TASK TO CARRY OUT →
Filter the listing and keep only the lines with the word "Second".

RECORDS →

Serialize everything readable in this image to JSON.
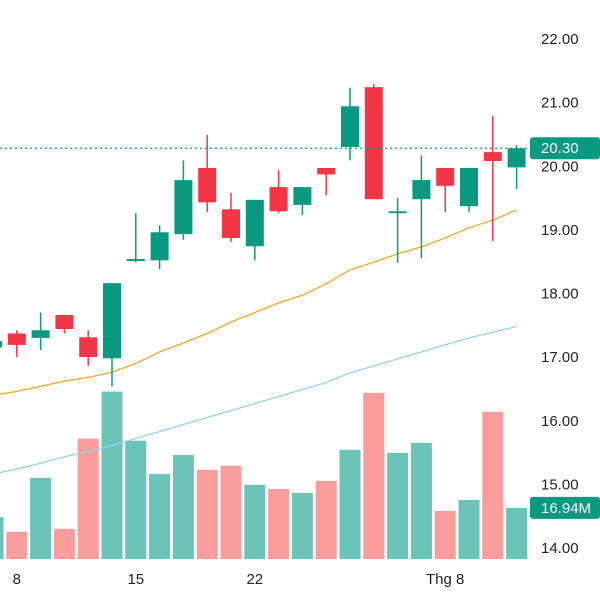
{
  "chart_data": {
    "type": "candlestick",
    "categories": [
      null,
      "8",
      null,
      null,
      null,
      null,
      "15",
      null,
      null,
      null,
      null,
      "22",
      null,
      null,
      null,
      null,
      null,
      null,
      null,
      "Thg 8",
      null,
      null,
      null
    ],
    "open": [
      17.17,
      17.39,
      17.32,
      17.68,
      17.33,
      17.0,
      18.53,
      18.54,
      18.95,
      19.99,
      19.34,
      18.76,
      19.69,
      19.41,
      19.99,
      20.32,
      21.26,
      19.28,
      19.5,
      19.99,
      19.39,
      20.24,
      20.0
    ],
    "high": [
      17.3,
      17.44,
      17.72,
      17.68,
      17.44,
      18.18,
      19.28,
      19.09,
      20.11,
      20.51,
      19.6,
      19.49,
      19.96,
      19.69,
      19.99,
      21.25,
      21.31,
      19.52,
      20.19,
      19.99,
      19.99,
      20.81,
      20.35
    ],
    "low": [
      17.15,
      17.02,
      17.13,
      17.39,
      16.88,
      16.56,
      18.51,
      18.4,
      18.86,
      19.3,
      18.83,
      18.54,
      19.28,
      19.25,
      19.56,
      20.11,
      19.5,
      18.5,
      18.57,
      19.3,
      19.3,
      18.84,
      19.66
    ],
    "close": [
      17.27,
      17.21,
      17.44,
      17.46,
      17.02,
      18.18,
      18.56,
      18.98,
      19.8,
      19.45,
      18.89,
      19.49,
      19.31,
      19.69,
      19.89,
      20.96,
      19.5,
      19.31,
      19.8,
      19.71,
      19.99,
      20.1,
      20.3
    ],
    "up_color": "#089981",
    "down_color": "#f23645",
    "ylim": [
      13.83,
      22.63
    ],
    "yticks": [
      {
        "value": 14,
        "label": "14.00"
      },
      {
        "value": 15,
        "label": "15.00"
      },
      {
        "value": 16,
        "label": "16.00"
      },
      {
        "value": 17,
        "label": "17.00"
      },
      {
        "value": 18,
        "label": "18.00"
      },
      {
        "value": 19,
        "label": "19.00"
      },
      {
        "value": 20,
        "label": "20.00"
      },
      {
        "value": 21,
        "label": "21.00"
      },
      {
        "value": 22,
        "label": "22.00"
      }
    ],
    "last_price_label": "20.30",
    "series": [
      {
        "color": "#f5a623",
        "values": [
          16.42,
          16.48,
          16.56,
          16.64,
          16.7,
          16.78,
          16.92,
          17.1,
          17.24,
          17.39,
          17.57,
          17.72,
          17.87,
          17.99,
          18.17,
          18.39,
          18.51,
          18.64,
          18.75,
          18.89,
          19.05,
          19.17,
          19.33
        ]
      },
      {
        "color": "#8fd3f2",
        "values": [
          15.18,
          15.26,
          15.35,
          15.45,
          15.54,
          15.63,
          15.74,
          15.85,
          15.96,
          16.07,
          16.18,
          16.29,
          16.4,
          16.51,
          16.62,
          16.77,
          16.88,
          16.99,
          17.1,
          17.21,
          17.32,
          17.41,
          17.5
        ]
      }
    ],
    "volume": {
      "values": [
        13.9,
        9.0,
        26.9,
        10.0,
        39.9,
        55.5,
        39.2,
        28.2,
        34.5,
        29.6,
        30.9,
        24.6,
        23.2,
        21.9,
        25.9,
        36.2,
        55.1,
        35.2,
        38.5,
        15.9,
        19.6,
        48.8,
        16.94
      ],
      "up_color": "#6cc3b7",
      "down_color": "#f99c9c",
      "y2lim": [
        0,
        60
      ],
      "last_label": "16.94M"
    }
  }
}
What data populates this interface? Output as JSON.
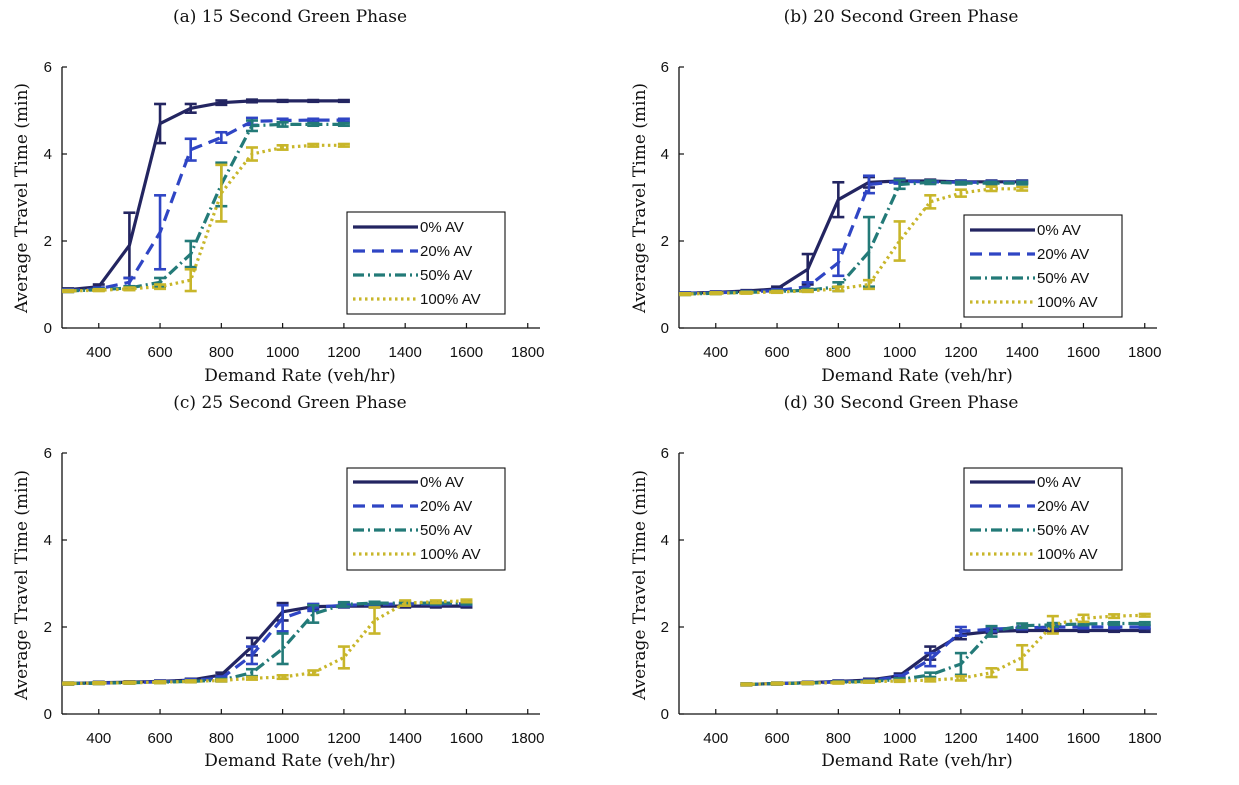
{
  "figure": {
    "colors": {
      "0% AV": "#232561",
      "20% AV": "#2f45c4",
      "50% AV": "#237a78",
      "100% AV": "#c8b62a"
    },
    "line_styles": {
      "0% AV": "solid",
      "20% AV": "dashed",
      "50% AV": "dash-dot",
      "100% AV": "dotted"
    }
  },
  "chart_data": [
    {
      "type": "line",
      "title": "(a) 15 Second Green Phase",
      "xlabel": "Demand Rate (veh/hr)",
      "ylabel": "Average Travel Time (min)",
      "xlim": [
        280,
        1840
      ],
      "ylim": [
        0,
        6
      ],
      "xticks": [
        400,
        600,
        800,
        1000,
        1200,
        1400,
        1600,
        1800
      ],
      "yticks": [
        0,
        2,
        4,
        6
      ],
      "grid": false,
      "legend_position": "center-right",
      "series": [
        {
          "name": "0% AV",
          "x": [
            300,
            400,
            500,
            600,
            700,
            800,
            900,
            1000,
            1100,
            1200
          ],
          "y": [
            0.88,
            0.95,
            1.9,
            4.7,
            5.05,
            5.18,
            5.22,
            5.22,
            5.22,
            5.22
          ],
          "err": [
            0.03,
            0.05,
            0.75,
            0.45,
            0.1,
            0.05,
            0.03,
            0.02,
            0.02,
            0.02
          ]
        },
        {
          "name": "20% AV",
          "x": [
            300,
            400,
            500,
            600,
            700,
            800,
            900,
            1000,
            1100,
            1200
          ],
          "y": [
            0.86,
            0.9,
            1.05,
            2.2,
            4.1,
            4.38,
            4.75,
            4.77,
            4.78,
            4.78
          ],
          "err": [
            0.03,
            0.03,
            0.1,
            0.85,
            0.25,
            0.12,
            0.08,
            0.04,
            0.03,
            0.03
          ]
        },
        {
          "name": "50% AV",
          "x": [
            300,
            400,
            500,
            600,
            700,
            800,
            900,
            1000,
            1100,
            1200
          ],
          "y": [
            0.85,
            0.88,
            0.92,
            1.05,
            1.7,
            3.3,
            4.65,
            4.68,
            4.68,
            4.68
          ],
          "err": [
            0.02,
            0.02,
            0.04,
            0.1,
            0.3,
            0.5,
            0.12,
            0.05,
            0.03,
            0.03
          ]
        },
        {
          "name": "100% AV",
          "x": [
            300,
            400,
            500,
            600,
            700,
            800,
            900,
            1000,
            1100,
            1200
          ],
          "y": [
            0.85,
            0.87,
            0.9,
            0.95,
            1.1,
            3.1,
            4.0,
            4.15,
            4.2,
            4.2
          ],
          "err": [
            0.02,
            0.02,
            0.03,
            0.05,
            0.25,
            0.65,
            0.15,
            0.05,
            0.03,
            0.03
          ]
        }
      ],
      "legend": [
        "0% AV",
        "20% AV",
        "50% AV",
        "100% AV"
      ]
    },
    {
      "type": "line",
      "title": "(b) 20 Second Green Phase",
      "xlabel": "Demand Rate (veh/hr)",
      "ylabel": "Average Travel Time (min)",
      "xlim": [
        280,
        1840
      ],
      "ylim": [
        0,
        6
      ],
      "xticks": [
        400,
        600,
        800,
        1000,
        1200,
        1400,
        1600,
        1800
      ],
      "yticks": [
        0,
        2,
        4,
        6
      ],
      "grid": false,
      "legend_position": "center-right",
      "series": [
        {
          "name": "0% AV",
          "x": [
            300,
            400,
            500,
            600,
            700,
            800,
            900,
            1000,
            1100,
            1200,
            1300,
            1400
          ],
          "y": [
            0.8,
            0.82,
            0.85,
            0.9,
            1.35,
            2.95,
            3.35,
            3.38,
            3.38,
            3.36,
            3.36,
            3.36
          ],
          "err": [
            0.02,
            0.02,
            0.02,
            0.05,
            0.35,
            0.4,
            0.12,
            0.05,
            0.03,
            0.03,
            0.03,
            0.03
          ]
        },
        {
          "name": "20% AV",
          "x": [
            300,
            400,
            500,
            600,
            700,
            800,
            900,
            1000,
            1100,
            1200,
            1300,
            1400
          ],
          "y": [
            0.8,
            0.81,
            0.83,
            0.86,
            0.95,
            1.5,
            3.3,
            3.37,
            3.36,
            3.35,
            3.35,
            3.35
          ],
          "err": [
            0.02,
            0.02,
            0.02,
            0.03,
            0.1,
            0.3,
            0.2,
            0.05,
            0.03,
            0.03,
            0.03,
            0.03
          ]
        },
        {
          "name": "50% AV",
          "x": [
            300,
            400,
            500,
            600,
            700,
            800,
            900,
            1000,
            1100,
            1200,
            1300,
            1400
          ],
          "y": [
            0.78,
            0.8,
            0.82,
            0.84,
            0.87,
            0.95,
            1.75,
            3.3,
            3.35,
            3.33,
            3.33,
            3.33
          ],
          "err": [
            0.02,
            0.02,
            0.02,
            0.02,
            0.03,
            0.1,
            0.8,
            0.1,
            0.04,
            0.03,
            0.03,
            0.03
          ]
        },
        {
          "name": "100% AV",
          "x": [
            300,
            400,
            500,
            600,
            700,
            800,
            900,
            1000,
            1100,
            1200,
            1300,
            1400
          ],
          "y": [
            0.78,
            0.8,
            0.81,
            0.83,
            0.85,
            0.9,
            1.0,
            2.0,
            2.9,
            3.1,
            3.2,
            3.2
          ],
          "err": [
            0.02,
            0.02,
            0.02,
            0.02,
            0.02,
            0.05,
            0.1,
            0.45,
            0.15,
            0.08,
            0.05,
            0.04
          ]
        }
      ],
      "legend": [
        "0% AV",
        "20% AV",
        "50% AV",
        "100% AV"
      ]
    },
    {
      "type": "line",
      "title": "(c) 25 Second Green Phase",
      "xlabel": "Demand Rate (veh/hr)",
      "ylabel": "Average Travel Time (min)",
      "xlim": [
        280,
        1840
      ],
      "ylim": [
        0,
        6
      ],
      "xticks": [
        400,
        600,
        800,
        1000,
        1200,
        1400,
        1600,
        1800
      ],
      "yticks": [
        0,
        2,
        4,
        6
      ],
      "grid": false,
      "legend_position": "top-right",
      "series": [
        {
          "name": "0% AV",
          "x": [
            300,
            400,
            500,
            600,
            700,
            800,
            900,
            1000,
            1100,
            1200,
            1300,
            1400,
            1500,
            1600
          ],
          "y": [
            0.7,
            0.72,
            0.73,
            0.75,
            0.78,
            0.9,
            1.55,
            2.35,
            2.47,
            2.48,
            2.48,
            2.48,
            2.48,
            2.48
          ],
          "err": [
            0.02,
            0.02,
            0.02,
            0.02,
            0.03,
            0.05,
            0.2,
            0.2,
            0.05,
            0.03,
            0.03,
            0.03,
            0.03,
            0.03
          ]
        },
        {
          "name": "20% AV",
          "x": [
            300,
            400,
            500,
            600,
            700,
            800,
            900,
            1000,
            1100,
            1200,
            1300,
            1400,
            1500,
            1600
          ],
          "y": [
            0.7,
            0.71,
            0.72,
            0.74,
            0.77,
            0.82,
            1.35,
            2.2,
            2.45,
            2.5,
            2.52,
            2.53,
            2.53,
            2.53
          ],
          "err": [
            0.02,
            0.02,
            0.02,
            0.02,
            0.03,
            0.04,
            0.2,
            0.3,
            0.08,
            0.04,
            0.03,
            0.03,
            0.03,
            0.03
          ]
        },
        {
          "name": "50% AV",
          "x": [
            300,
            400,
            500,
            600,
            700,
            800,
            900,
            1000,
            1100,
            1200,
            1300,
            1400,
            1500,
            1600
          ],
          "y": [
            0.7,
            0.71,
            0.72,
            0.73,
            0.75,
            0.78,
            0.95,
            1.5,
            2.3,
            2.52,
            2.55,
            2.55,
            2.55,
            2.55
          ],
          "err": [
            0.02,
            0.02,
            0.02,
            0.02,
            0.02,
            0.03,
            0.08,
            0.35,
            0.2,
            0.05,
            0.03,
            0.03,
            0.03,
            0.03
          ]
        },
        {
          "name": "100% AV",
          "x": [
            300,
            400,
            500,
            600,
            700,
            800,
            900,
            1000,
            1100,
            1200,
            1300,
            1400,
            1500,
            1600
          ],
          "y": [
            0.7,
            0.71,
            0.72,
            0.73,
            0.75,
            0.77,
            0.82,
            0.85,
            0.95,
            1.3,
            2.15,
            2.55,
            2.58,
            2.6
          ],
          "err": [
            0.02,
            0.02,
            0.02,
            0.02,
            0.02,
            0.02,
            0.03,
            0.04,
            0.05,
            0.25,
            0.3,
            0.06,
            0.03,
            0.03
          ]
        }
      ],
      "legend": [
        "0% AV",
        "20% AV",
        "50% AV",
        "100% AV"
      ]
    },
    {
      "type": "line",
      "title": "(d) 30 Second Green Phase",
      "xlabel": "Demand Rate (veh/hr)",
      "ylabel": "Average Travel Time (min)",
      "xlim": [
        280,
        1840
      ],
      "ylim": [
        0,
        6
      ],
      "xticks": [
        400,
        600,
        800,
        1000,
        1200,
        1400,
        1600,
        1800
      ],
      "yticks": [
        0,
        2,
        4,
        6
      ],
      "grid": false,
      "legend_position": "top-right",
      "series": [
        {
          "name": "0% AV",
          "x": [
            500,
            600,
            700,
            800,
            900,
            1000,
            1100,
            1200,
            1300,
            1400,
            1500,
            1600,
            1700,
            1800
          ],
          "y": [
            0.68,
            0.7,
            0.72,
            0.75,
            0.78,
            0.88,
            1.4,
            1.82,
            1.9,
            1.92,
            1.92,
            1.92,
            1.92,
            1.92
          ],
          "err": [
            0.02,
            0.02,
            0.02,
            0.02,
            0.03,
            0.05,
            0.15,
            0.1,
            0.04,
            0.03,
            0.03,
            0.03,
            0.03,
            0.03
          ]
        },
        {
          "name": "20% AV",
          "x": [
            500,
            600,
            700,
            800,
            900,
            1000,
            1100,
            1200,
            1300,
            1400,
            1500,
            1600,
            1700,
            1800
          ],
          "y": [
            0.68,
            0.7,
            0.71,
            0.74,
            0.77,
            0.85,
            1.25,
            1.9,
            1.95,
            1.98,
            2.0,
            2.0,
            2.0,
            2.0
          ],
          "err": [
            0.02,
            0.02,
            0.02,
            0.02,
            0.02,
            0.04,
            0.15,
            0.1,
            0.05,
            0.03,
            0.03,
            0.03,
            0.03,
            0.03
          ]
        },
        {
          "name": "50% AV",
          "x": [
            500,
            600,
            700,
            800,
            900,
            1000,
            1100,
            1200,
            1300,
            1400,
            1500,
            1600,
            1700,
            1800
          ],
          "y": [
            0.68,
            0.7,
            0.71,
            0.73,
            0.75,
            0.79,
            0.9,
            1.15,
            1.9,
            2.03,
            2.05,
            2.07,
            2.08,
            2.08
          ],
          "err": [
            0.02,
            0.02,
            0.02,
            0.02,
            0.02,
            0.03,
            0.05,
            0.25,
            0.12,
            0.05,
            0.04,
            0.03,
            0.03,
            0.03
          ]
        },
        {
          "name": "100% AV",
          "x": [
            500,
            600,
            700,
            800,
            900,
            1000,
            1100,
            1200,
            1300,
            1400,
            1500,
            1600,
            1700,
            1800
          ],
          "y": [
            0.68,
            0.7,
            0.71,
            0.72,
            0.74,
            0.76,
            0.78,
            0.82,
            0.95,
            1.3,
            2.05,
            2.2,
            2.25,
            2.27
          ],
          "err": [
            0.02,
            0.02,
            0.02,
            0.02,
            0.02,
            0.02,
            0.03,
            0.05,
            0.1,
            0.28,
            0.2,
            0.08,
            0.04,
            0.03
          ]
        }
      ],
      "legend": [
        "0% AV",
        "20% AV",
        "50% AV",
        "100% AV"
      ]
    }
  ]
}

FINAL RESULT →
      "title": "(a) 15 Second Green Phase",
      "title": "(b) 20 Second Green Phase",
      "title": "(c) 25 Second Green Phase",
      "title": "(d) 30 Second Green Phase",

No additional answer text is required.